** Start of DATA SHOWN **

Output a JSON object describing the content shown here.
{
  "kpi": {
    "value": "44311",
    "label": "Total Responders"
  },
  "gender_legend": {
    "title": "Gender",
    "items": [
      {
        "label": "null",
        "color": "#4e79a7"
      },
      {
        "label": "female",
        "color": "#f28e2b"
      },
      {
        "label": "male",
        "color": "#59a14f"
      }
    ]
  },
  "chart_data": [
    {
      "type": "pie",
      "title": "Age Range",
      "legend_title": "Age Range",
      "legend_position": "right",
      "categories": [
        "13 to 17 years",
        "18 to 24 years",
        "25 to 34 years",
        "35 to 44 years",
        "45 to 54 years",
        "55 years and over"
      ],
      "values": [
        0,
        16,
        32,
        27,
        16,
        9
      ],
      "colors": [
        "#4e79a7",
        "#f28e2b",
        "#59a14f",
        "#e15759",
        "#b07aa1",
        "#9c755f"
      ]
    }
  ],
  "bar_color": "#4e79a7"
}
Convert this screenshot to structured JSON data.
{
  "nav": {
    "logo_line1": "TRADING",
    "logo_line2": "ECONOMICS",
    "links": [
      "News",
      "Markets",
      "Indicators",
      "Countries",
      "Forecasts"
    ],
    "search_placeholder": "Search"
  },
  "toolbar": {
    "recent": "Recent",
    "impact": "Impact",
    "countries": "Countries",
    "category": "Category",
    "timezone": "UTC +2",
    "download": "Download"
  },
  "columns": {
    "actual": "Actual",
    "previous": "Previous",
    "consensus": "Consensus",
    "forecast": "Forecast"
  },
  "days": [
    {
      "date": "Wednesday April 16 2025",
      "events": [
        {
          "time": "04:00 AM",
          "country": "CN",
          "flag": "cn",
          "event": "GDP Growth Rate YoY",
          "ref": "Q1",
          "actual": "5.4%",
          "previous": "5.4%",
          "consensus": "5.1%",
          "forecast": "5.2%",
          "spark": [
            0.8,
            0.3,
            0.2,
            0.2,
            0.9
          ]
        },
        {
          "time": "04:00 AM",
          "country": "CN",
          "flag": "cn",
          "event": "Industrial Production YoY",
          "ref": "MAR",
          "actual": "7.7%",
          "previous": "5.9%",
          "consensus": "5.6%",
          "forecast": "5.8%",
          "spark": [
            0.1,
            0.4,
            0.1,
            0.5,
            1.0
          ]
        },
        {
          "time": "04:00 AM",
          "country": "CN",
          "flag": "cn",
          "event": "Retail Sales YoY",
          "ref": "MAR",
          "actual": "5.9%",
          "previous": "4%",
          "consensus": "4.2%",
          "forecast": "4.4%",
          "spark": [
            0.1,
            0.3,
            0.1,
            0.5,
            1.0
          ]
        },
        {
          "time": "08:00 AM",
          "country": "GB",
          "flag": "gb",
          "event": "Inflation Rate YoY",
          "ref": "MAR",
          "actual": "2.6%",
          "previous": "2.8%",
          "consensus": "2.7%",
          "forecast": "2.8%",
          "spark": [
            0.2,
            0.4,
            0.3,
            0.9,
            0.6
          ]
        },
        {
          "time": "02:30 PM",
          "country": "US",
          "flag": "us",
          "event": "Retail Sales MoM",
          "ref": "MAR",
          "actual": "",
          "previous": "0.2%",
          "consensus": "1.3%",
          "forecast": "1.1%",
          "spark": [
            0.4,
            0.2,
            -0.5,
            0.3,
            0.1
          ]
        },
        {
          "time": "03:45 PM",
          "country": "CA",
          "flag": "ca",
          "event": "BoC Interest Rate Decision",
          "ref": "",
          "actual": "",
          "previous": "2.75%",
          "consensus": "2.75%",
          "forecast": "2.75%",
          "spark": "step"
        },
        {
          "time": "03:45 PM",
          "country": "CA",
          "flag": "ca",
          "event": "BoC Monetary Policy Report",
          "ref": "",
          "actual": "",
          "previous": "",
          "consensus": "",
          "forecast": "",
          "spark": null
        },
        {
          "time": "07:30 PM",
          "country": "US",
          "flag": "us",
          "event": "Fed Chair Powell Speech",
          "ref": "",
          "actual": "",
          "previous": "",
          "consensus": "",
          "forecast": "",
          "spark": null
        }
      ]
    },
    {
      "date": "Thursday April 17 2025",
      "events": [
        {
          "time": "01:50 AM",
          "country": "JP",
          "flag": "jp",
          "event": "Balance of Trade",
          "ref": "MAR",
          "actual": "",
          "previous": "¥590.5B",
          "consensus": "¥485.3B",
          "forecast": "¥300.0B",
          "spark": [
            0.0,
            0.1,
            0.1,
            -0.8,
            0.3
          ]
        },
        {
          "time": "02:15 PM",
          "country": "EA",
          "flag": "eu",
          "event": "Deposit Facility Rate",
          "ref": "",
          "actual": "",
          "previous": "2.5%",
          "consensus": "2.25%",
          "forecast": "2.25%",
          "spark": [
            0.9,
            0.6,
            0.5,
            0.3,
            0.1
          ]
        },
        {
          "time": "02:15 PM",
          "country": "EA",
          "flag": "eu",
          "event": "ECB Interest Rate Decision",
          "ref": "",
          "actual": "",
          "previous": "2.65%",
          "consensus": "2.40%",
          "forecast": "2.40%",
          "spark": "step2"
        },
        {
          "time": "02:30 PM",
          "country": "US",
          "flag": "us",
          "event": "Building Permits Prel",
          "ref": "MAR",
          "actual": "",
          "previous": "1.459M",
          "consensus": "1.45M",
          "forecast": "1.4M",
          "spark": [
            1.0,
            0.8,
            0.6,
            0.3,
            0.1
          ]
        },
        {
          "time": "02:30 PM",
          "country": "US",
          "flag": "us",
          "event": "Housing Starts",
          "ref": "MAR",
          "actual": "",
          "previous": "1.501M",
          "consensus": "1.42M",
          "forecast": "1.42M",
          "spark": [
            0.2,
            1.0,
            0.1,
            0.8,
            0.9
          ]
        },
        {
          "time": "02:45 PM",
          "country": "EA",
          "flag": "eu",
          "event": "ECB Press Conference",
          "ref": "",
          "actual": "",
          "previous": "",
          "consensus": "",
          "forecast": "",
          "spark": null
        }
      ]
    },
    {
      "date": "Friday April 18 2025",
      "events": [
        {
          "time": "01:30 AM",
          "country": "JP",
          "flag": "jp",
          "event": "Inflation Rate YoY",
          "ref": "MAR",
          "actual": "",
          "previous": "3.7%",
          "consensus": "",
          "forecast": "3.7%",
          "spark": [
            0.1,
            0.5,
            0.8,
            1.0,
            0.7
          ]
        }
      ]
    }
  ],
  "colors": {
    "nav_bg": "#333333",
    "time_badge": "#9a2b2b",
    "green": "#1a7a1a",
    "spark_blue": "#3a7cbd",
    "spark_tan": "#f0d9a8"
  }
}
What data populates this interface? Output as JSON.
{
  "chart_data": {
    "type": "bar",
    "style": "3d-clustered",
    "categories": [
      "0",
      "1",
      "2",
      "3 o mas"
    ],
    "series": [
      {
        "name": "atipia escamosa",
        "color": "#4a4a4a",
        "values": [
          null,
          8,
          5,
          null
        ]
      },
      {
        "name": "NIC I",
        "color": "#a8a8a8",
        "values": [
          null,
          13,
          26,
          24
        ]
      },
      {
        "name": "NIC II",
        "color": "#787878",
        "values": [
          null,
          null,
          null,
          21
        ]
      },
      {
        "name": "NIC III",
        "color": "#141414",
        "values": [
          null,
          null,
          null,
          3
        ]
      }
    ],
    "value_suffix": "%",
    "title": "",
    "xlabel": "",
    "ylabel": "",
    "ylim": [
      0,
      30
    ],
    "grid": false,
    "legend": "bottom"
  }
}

** End of DATA SHOWN **
** Start of DATA SHOWN **

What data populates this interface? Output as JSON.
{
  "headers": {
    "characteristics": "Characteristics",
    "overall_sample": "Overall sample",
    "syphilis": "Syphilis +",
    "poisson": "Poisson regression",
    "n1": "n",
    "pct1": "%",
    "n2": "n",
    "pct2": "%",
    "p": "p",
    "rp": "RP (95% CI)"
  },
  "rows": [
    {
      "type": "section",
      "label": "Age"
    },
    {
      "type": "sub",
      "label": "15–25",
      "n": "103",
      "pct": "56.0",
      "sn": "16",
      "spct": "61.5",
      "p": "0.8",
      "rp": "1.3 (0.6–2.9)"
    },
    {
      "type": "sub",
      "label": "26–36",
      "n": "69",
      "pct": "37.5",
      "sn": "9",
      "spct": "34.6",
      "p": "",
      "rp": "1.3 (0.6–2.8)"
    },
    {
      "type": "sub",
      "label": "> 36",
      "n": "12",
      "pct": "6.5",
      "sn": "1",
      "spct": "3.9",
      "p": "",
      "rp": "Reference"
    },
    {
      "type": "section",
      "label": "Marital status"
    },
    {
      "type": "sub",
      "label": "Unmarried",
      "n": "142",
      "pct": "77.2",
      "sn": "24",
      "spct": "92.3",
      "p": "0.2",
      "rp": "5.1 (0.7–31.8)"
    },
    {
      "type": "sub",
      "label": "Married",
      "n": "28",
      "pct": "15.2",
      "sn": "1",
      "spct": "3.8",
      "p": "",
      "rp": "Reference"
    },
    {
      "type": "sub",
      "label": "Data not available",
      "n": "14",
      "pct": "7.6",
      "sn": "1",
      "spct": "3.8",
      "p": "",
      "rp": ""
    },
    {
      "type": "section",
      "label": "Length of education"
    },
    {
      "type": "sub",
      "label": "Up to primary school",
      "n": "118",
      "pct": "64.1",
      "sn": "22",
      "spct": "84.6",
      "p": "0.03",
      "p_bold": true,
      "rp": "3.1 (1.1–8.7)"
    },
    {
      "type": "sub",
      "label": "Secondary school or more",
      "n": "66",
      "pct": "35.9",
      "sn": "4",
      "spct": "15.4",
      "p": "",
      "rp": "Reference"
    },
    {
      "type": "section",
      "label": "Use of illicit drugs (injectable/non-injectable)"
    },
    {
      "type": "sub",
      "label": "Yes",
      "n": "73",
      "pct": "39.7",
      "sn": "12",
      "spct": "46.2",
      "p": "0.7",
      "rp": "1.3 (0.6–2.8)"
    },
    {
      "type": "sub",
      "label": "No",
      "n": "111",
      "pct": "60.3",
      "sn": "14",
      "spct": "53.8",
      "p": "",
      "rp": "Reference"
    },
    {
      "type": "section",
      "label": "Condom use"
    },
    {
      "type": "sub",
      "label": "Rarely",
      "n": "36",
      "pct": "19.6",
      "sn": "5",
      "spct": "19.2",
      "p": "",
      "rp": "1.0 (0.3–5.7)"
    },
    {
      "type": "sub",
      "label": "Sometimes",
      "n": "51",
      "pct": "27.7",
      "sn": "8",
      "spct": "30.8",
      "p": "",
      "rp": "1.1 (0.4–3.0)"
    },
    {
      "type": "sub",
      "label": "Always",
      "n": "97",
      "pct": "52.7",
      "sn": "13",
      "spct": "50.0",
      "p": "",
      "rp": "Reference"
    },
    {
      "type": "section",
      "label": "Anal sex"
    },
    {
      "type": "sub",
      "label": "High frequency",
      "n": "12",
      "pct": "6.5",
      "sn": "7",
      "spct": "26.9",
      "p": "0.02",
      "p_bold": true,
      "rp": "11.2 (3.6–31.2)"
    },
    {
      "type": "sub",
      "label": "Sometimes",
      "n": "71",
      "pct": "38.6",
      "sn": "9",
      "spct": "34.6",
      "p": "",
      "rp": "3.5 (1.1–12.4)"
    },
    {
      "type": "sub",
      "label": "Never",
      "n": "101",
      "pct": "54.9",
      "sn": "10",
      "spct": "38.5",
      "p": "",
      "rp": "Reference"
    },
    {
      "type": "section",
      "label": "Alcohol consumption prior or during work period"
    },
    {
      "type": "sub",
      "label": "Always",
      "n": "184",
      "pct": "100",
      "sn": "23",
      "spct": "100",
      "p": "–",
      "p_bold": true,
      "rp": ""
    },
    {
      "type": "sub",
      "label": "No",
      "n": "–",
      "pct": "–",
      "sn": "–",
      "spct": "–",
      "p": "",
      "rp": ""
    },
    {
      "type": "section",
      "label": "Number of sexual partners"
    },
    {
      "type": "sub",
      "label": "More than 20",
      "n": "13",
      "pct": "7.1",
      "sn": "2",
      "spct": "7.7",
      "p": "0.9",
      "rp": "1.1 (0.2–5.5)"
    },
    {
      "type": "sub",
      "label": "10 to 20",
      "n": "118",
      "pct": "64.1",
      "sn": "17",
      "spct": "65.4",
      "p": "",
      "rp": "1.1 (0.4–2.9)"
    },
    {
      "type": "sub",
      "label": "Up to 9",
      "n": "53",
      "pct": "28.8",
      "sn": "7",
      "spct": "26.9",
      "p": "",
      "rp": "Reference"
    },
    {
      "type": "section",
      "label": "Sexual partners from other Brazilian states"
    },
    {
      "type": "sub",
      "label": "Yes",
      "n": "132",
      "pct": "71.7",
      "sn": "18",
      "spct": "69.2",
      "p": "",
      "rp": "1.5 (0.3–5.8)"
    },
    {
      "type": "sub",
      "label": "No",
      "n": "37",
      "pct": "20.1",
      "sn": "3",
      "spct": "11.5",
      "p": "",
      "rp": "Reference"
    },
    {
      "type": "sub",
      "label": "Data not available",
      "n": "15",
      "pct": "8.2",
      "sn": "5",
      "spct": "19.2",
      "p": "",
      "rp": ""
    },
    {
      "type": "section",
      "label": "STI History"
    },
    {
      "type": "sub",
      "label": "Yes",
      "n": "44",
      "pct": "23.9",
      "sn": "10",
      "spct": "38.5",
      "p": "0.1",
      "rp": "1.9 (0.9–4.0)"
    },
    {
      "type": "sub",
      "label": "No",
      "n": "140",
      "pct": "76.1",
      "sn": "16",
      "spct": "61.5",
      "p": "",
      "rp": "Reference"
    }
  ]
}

** End of DATA SHOWN **

▶ PROBLEM DETAILS:
Search the listing for the word "Sales". Copy every line in which it occurs.

▶ FINISHED TASK:
          "event": "Retail Sales YoY",
          "event": "Retail Sales MoM",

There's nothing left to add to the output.